What to work on: Below is a block of records; reproduce all of them exactly and leave out any pictures.

Dataset records:
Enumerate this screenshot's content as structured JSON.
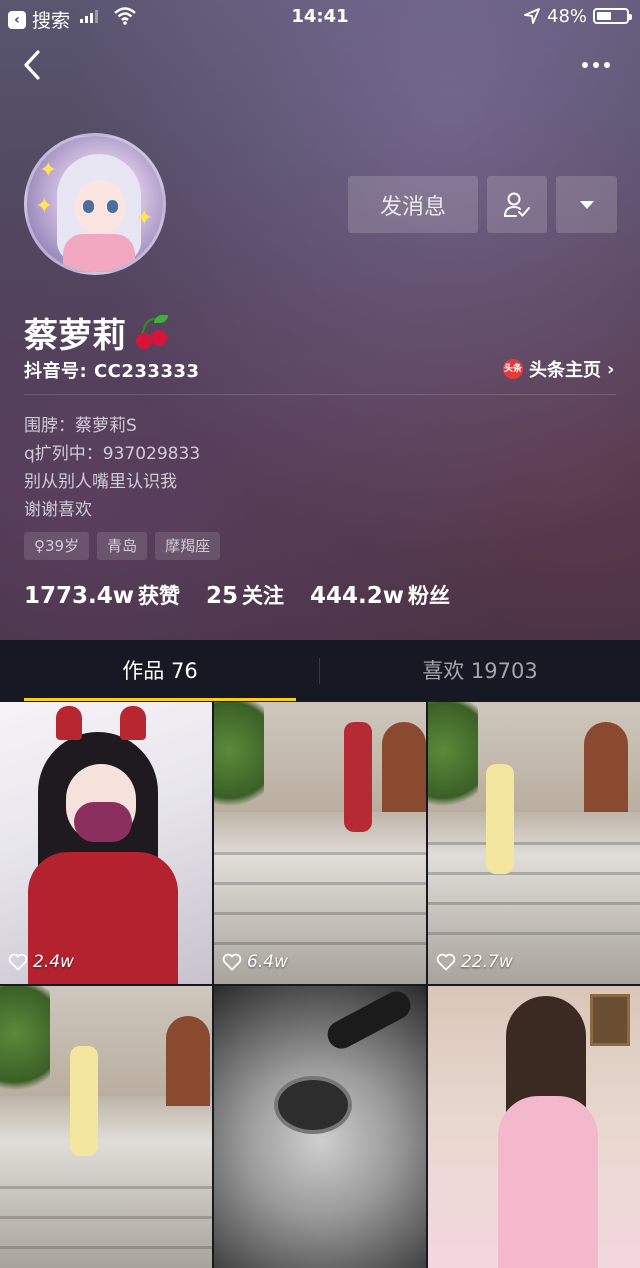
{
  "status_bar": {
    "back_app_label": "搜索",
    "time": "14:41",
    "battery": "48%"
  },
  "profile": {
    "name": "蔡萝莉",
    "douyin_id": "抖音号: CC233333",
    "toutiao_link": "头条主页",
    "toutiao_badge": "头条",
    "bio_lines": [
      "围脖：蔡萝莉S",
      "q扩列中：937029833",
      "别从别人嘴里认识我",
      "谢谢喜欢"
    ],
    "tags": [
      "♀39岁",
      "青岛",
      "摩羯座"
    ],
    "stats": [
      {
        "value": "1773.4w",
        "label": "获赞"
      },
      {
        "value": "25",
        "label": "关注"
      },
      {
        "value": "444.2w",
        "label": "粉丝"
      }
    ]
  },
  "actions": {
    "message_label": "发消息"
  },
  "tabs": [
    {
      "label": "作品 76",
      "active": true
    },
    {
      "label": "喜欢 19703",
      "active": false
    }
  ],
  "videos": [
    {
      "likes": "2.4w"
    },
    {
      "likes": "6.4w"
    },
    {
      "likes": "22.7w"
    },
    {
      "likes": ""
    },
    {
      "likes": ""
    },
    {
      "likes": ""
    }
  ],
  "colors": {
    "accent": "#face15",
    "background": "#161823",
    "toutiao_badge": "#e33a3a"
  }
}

Final answer:
Enumerate this screenshot's content as structured JSON.
{
  "status_bar": {
    "back_app_label": "搜索",
    "time": "14:41",
    "battery": "48%"
  },
  "profile": {
    "name": "蔡萝莉",
    "douyin_id": "抖音号: CC233333",
    "toutiao_link": "头条主页",
    "toutiao_badge": "头条",
    "bio_lines": [
      "围脖：蔡萝莉S",
      "q扩列中：937029833",
      "别从别人嘴里认识我",
      "谢谢喜欢"
    ],
    "tags": [
      "♀39岁",
      "青岛",
      "摩羯座"
    ],
    "stats": [
      {
        "value": "1773.4w",
        "label": "获赞"
      },
      {
        "value": "25",
        "label": "关注"
      },
      {
        "value": "444.2w",
        "label": "粉丝"
      }
    ]
  },
  "actions": {
    "message_label": "发消息"
  },
  "tabs": [
    {
      "label": "作品 76",
      "active": true
    },
    {
      "label": "喜欢 19703",
      "active": false
    }
  ],
  "videos": [
    {
      "likes": "2.4w"
    },
    {
      "likes": "6.4w"
    },
    {
      "likes": "22.7w"
    },
    {
      "likes": ""
    },
    {
      "likes": ""
    },
    {
      "likes": ""
    }
  ],
  "colors": {
    "accent": "#face15",
    "background": "#161823",
    "toutiao_badge": "#e33a3a"
  }
}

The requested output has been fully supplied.